* _Do this_
Repeat every line exactly, keeping the pictures out of the copy.

* _Records supplied_
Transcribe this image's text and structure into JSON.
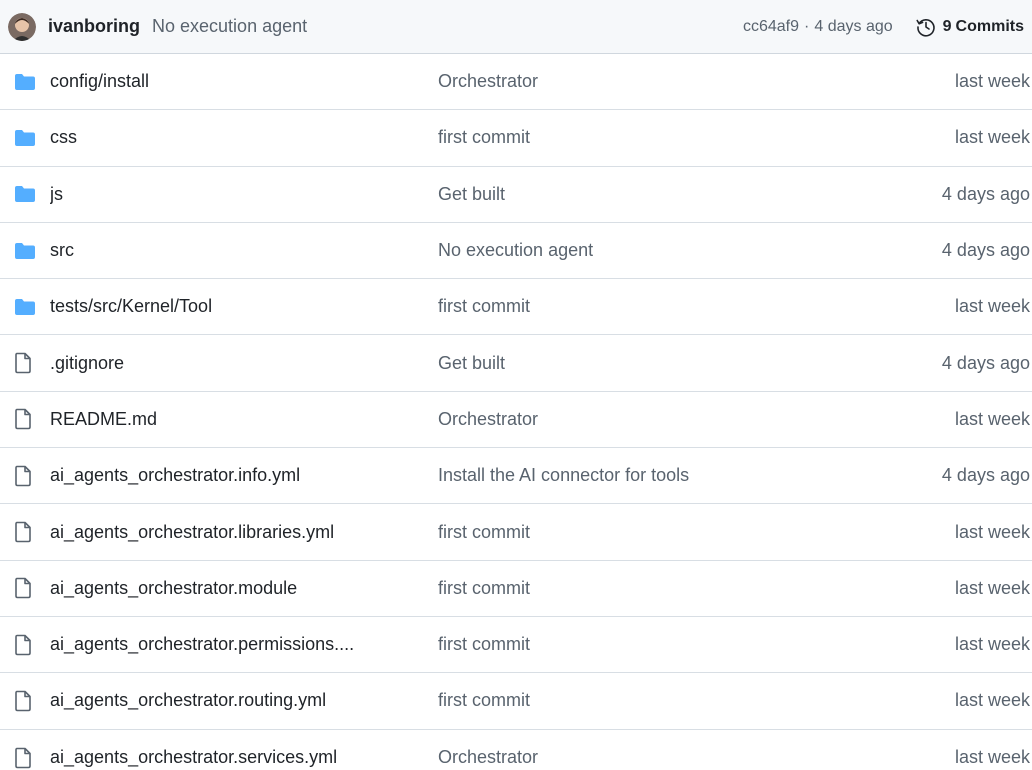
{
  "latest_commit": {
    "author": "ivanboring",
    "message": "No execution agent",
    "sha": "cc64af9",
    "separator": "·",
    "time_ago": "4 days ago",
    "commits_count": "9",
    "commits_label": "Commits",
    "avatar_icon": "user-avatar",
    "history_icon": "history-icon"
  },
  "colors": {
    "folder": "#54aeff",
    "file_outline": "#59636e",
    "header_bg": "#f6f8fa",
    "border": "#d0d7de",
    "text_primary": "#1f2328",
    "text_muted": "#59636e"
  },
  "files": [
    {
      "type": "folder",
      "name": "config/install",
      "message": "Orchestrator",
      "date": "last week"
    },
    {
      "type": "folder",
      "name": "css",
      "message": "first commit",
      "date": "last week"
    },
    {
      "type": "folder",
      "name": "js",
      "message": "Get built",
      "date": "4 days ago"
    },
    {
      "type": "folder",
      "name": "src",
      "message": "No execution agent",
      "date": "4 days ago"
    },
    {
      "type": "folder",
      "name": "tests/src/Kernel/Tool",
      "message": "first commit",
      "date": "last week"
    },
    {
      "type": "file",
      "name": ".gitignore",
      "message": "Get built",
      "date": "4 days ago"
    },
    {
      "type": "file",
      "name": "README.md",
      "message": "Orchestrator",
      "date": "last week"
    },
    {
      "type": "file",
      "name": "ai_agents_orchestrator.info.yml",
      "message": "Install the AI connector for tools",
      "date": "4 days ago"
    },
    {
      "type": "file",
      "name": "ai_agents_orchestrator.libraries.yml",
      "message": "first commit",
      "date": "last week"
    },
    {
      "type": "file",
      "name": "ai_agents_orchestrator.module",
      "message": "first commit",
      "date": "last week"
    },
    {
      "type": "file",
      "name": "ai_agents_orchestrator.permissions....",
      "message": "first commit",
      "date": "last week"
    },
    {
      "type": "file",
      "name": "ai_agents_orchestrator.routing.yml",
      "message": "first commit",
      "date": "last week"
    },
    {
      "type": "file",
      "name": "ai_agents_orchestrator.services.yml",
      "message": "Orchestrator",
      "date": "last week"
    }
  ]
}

* _Response_
Transcribe this image's text and structure into JSON.
{
  "latest_commit": {
    "author": "ivanboring",
    "message": "No execution agent",
    "sha": "cc64af9",
    "separator": "·",
    "time_ago": "4 days ago",
    "commits_count": "9",
    "commits_label": "Commits",
    "avatar_icon": "user-avatar",
    "history_icon": "history-icon"
  },
  "colors": {
    "folder": "#54aeff",
    "file_outline": "#59636e",
    "header_bg": "#f6f8fa",
    "border": "#d0d7de",
    "text_primary": "#1f2328",
    "text_muted": "#59636e"
  },
  "files": [
    {
      "type": "folder",
      "name": "config/install",
      "message": "Orchestrator",
      "date": "last week"
    },
    {
      "type": "folder",
      "name": "css",
      "message": "first commit",
      "date": "last week"
    },
    {
      "type": "folder",
      "name": "js",
      "message": "Get built",
      "date": "4 days ago"
    },
    {
      "type": "folder",
      "name": "src",
      "message": "No execution agent",
      "date": "4 days ago"
    },
    {
      "type": "folder",
      "name": "tests/src/Kernel/Tool",
      "message": "first commit",
      "date": "last week"
    },
    {
      "type": "file",
      "name": ".gitignore",
      "message": "Get built",
      "date": "4 days ago"
    },
    {
      "type": "file",
      "name": "README.md",
      "message": "Orchestrator",
      "date": "last week"
    },
    {
      "type": "file",
      "name": "ai_agents_orchestrator.info.yml",
      "message": "Install the AI connector for tools",
      "date": "4 days ago"
    },
    {
      "type": "file",
      "name": "ai_agents_orchestrator.libraries.yml",
      "message": "first commit",
      "date": "last week"
    },
    {
      "type": "file",
      "name": "ai_agents_orchestrator.module",
      "message": "first commit",
      "date": "last week"
    },
    {
      "type": "file",
      "name": "ai_agents_orchestrator.permissions....",
      "message": "first commit",
      "date": "last week"
    },
    {
      "type": "file",
      "name": "ai_agents_orchestrator.routing.yml",
      "message": "first commit",
      "date": "last week"
    },
    {
      "type": "file",
      "name": "ai_agents_orchestrator.services.yml",
      "message": "Orchestrator",
      "date": "last week"
    }
  ]
}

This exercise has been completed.